··· DATA EXCERPTS
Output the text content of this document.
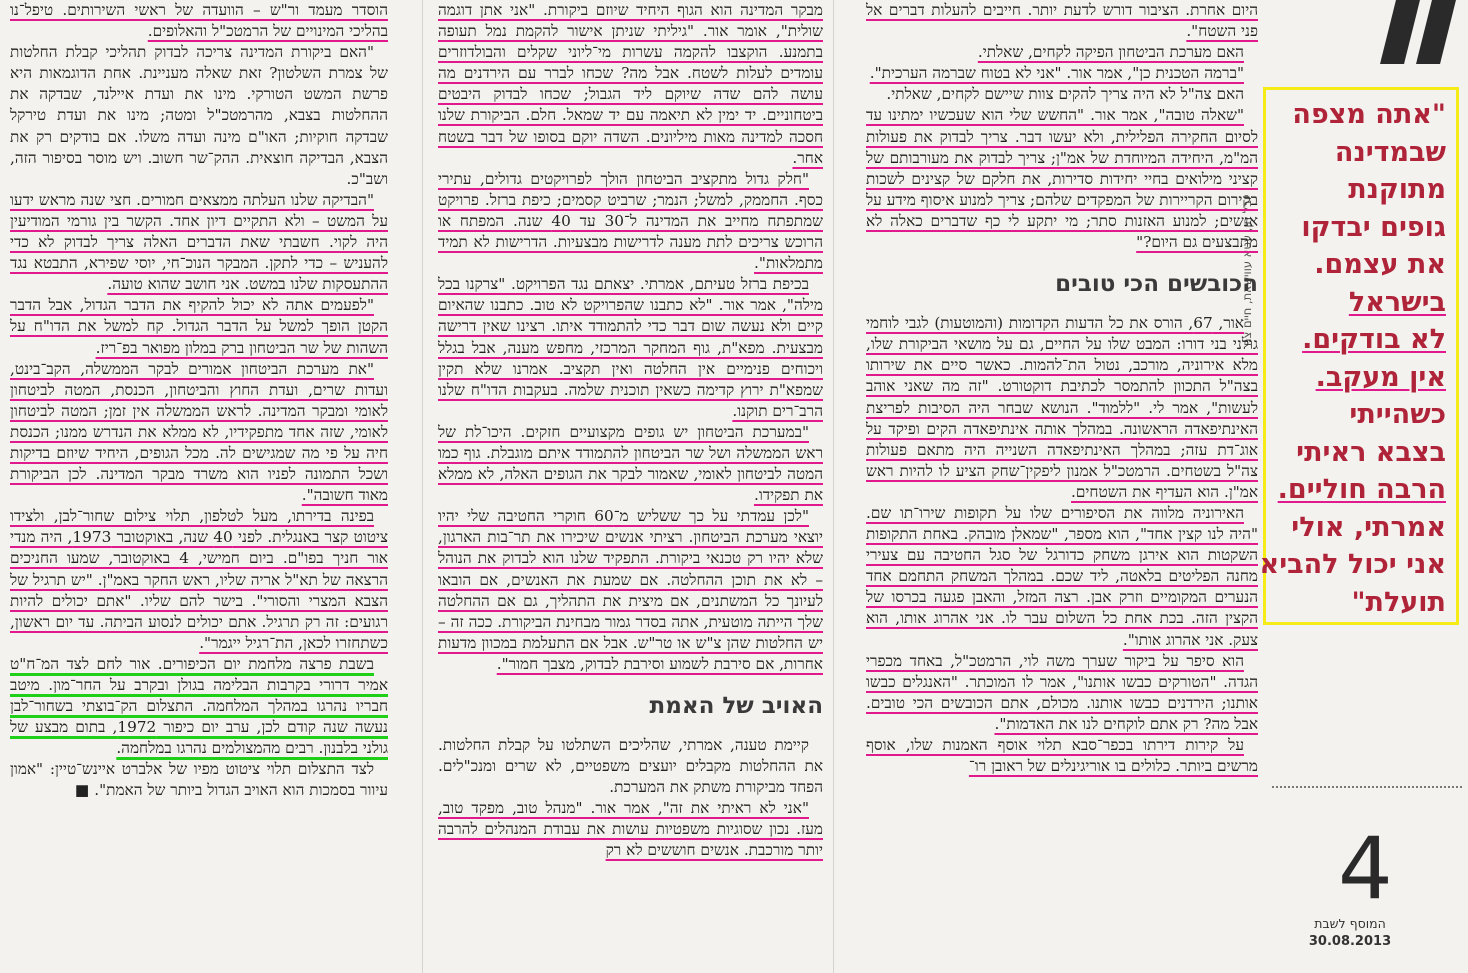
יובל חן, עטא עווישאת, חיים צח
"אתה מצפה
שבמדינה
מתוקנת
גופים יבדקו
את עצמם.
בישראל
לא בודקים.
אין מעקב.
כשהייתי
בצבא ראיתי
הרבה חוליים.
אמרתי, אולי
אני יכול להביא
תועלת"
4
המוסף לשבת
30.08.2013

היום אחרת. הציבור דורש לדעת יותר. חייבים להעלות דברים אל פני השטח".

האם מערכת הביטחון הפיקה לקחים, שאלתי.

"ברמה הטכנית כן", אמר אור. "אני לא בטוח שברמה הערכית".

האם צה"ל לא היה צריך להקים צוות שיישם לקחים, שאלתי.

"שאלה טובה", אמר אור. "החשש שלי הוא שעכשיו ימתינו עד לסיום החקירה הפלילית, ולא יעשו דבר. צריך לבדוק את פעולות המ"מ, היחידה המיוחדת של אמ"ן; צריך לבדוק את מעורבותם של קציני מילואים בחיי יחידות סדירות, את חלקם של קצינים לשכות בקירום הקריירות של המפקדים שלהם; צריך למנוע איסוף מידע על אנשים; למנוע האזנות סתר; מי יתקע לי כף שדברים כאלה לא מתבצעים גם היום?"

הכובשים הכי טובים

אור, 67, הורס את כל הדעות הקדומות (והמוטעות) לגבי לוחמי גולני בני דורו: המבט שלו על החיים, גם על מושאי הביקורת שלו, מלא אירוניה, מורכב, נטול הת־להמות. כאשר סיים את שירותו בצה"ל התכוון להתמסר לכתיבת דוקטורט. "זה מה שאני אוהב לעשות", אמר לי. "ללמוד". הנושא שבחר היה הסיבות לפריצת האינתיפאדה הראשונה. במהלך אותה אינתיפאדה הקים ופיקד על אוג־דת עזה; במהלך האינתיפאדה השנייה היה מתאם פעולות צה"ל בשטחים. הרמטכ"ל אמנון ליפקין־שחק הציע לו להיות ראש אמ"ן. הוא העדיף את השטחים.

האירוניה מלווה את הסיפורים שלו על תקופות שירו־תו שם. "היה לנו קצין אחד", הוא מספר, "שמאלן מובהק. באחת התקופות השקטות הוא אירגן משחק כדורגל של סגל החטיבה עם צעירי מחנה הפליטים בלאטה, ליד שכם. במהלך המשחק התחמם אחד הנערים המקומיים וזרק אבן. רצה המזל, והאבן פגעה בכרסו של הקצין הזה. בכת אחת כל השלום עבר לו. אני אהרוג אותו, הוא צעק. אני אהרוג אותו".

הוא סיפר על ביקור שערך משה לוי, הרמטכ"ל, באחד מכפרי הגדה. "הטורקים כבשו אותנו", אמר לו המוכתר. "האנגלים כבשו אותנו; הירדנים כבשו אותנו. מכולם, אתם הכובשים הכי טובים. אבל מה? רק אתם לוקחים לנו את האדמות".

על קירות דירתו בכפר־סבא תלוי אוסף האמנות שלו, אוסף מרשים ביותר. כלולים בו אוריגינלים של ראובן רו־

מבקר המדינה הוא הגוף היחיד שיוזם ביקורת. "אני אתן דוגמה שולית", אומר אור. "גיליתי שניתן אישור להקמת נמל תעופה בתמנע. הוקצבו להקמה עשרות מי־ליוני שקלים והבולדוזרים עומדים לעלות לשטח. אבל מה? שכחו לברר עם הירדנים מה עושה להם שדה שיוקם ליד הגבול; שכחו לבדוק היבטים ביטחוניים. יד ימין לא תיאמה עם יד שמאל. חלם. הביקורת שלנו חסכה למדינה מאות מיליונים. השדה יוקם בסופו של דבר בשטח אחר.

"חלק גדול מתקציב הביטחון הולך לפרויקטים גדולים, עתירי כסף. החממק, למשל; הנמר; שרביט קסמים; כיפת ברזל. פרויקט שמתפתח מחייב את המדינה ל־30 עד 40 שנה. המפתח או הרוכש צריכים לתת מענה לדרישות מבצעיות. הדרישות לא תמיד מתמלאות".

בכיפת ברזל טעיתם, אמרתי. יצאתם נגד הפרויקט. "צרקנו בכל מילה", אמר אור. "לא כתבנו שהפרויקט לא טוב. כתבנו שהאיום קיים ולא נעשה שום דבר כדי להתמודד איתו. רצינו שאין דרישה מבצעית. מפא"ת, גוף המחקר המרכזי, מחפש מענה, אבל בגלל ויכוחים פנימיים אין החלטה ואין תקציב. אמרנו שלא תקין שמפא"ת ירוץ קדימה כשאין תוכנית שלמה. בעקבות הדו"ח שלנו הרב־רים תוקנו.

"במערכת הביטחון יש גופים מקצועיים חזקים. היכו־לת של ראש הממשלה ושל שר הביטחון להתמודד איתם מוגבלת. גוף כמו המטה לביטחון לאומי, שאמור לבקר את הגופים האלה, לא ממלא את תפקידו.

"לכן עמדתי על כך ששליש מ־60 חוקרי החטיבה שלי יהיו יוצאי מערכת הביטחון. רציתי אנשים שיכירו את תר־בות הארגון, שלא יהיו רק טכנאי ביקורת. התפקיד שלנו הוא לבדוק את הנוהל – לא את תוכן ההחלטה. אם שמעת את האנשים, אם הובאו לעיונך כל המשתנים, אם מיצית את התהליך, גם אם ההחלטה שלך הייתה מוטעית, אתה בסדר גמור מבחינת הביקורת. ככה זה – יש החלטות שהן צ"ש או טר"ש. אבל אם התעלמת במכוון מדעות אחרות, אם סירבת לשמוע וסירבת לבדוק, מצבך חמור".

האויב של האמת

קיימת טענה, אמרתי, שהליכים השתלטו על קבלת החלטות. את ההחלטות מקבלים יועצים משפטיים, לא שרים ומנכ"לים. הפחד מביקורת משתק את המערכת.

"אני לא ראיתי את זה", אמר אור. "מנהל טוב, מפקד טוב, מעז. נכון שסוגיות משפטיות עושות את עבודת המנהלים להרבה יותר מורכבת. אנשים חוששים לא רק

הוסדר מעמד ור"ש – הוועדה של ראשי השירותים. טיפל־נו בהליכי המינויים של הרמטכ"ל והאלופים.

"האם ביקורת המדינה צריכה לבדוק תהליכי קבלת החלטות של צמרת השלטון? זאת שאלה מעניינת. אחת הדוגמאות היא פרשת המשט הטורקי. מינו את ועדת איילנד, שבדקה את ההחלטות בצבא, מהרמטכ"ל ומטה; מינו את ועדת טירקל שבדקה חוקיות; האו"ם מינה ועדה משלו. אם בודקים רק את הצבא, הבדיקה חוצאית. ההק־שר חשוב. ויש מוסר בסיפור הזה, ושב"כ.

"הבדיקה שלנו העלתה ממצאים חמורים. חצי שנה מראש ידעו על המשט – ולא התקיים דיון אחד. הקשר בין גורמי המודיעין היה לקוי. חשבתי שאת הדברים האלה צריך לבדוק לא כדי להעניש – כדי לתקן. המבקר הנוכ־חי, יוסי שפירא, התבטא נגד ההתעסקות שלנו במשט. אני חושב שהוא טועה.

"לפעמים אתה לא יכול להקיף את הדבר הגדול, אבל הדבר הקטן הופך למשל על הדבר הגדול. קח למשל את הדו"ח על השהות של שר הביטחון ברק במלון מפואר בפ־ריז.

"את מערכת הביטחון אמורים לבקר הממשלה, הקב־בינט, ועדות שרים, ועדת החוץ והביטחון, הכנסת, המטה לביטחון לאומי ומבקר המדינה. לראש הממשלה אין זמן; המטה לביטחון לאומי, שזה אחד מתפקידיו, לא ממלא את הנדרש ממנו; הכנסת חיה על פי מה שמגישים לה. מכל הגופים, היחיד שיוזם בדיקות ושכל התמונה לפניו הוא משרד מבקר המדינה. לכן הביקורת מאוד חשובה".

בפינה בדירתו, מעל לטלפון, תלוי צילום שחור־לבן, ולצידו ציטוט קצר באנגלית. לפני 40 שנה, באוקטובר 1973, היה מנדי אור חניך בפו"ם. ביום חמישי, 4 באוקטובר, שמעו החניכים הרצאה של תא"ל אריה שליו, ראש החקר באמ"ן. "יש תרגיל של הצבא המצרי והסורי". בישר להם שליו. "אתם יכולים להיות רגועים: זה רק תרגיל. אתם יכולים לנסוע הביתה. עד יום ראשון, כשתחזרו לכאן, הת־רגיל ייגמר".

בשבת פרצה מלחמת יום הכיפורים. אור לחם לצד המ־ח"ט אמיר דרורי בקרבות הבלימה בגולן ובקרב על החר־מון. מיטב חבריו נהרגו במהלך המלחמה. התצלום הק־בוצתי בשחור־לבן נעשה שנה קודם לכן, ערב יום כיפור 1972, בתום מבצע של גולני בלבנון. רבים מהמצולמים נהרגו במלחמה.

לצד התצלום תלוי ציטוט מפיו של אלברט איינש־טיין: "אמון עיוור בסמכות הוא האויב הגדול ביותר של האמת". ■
······
=== INSTRUCTIONS FOR THE TASK ===
In the material above, find the lines that contain "בודקים" and show them.

=== RESPONSE ===
לא בודקים.
"האם ביקורת המדינה צריכה לבדוק תהליכי קבלת החלטות של צמרת השלטון? זאת שאלה מעניינת. אחת הדוגמאות היא פרשת המשט הטורקי. מינו את ועדת איילנד, שבדקה את ההחלטות בצבא, מהרמטכ"ל ומטה; מינו את ועדת טירקל שבדקה חוקיות; האו"ם מינה ועדה משלו. אם בודקים רק את הצבא, הבדיקה חוצאית. ההק־שר חשוב. ויש מוסר בסיפור הזה, ושב"כ.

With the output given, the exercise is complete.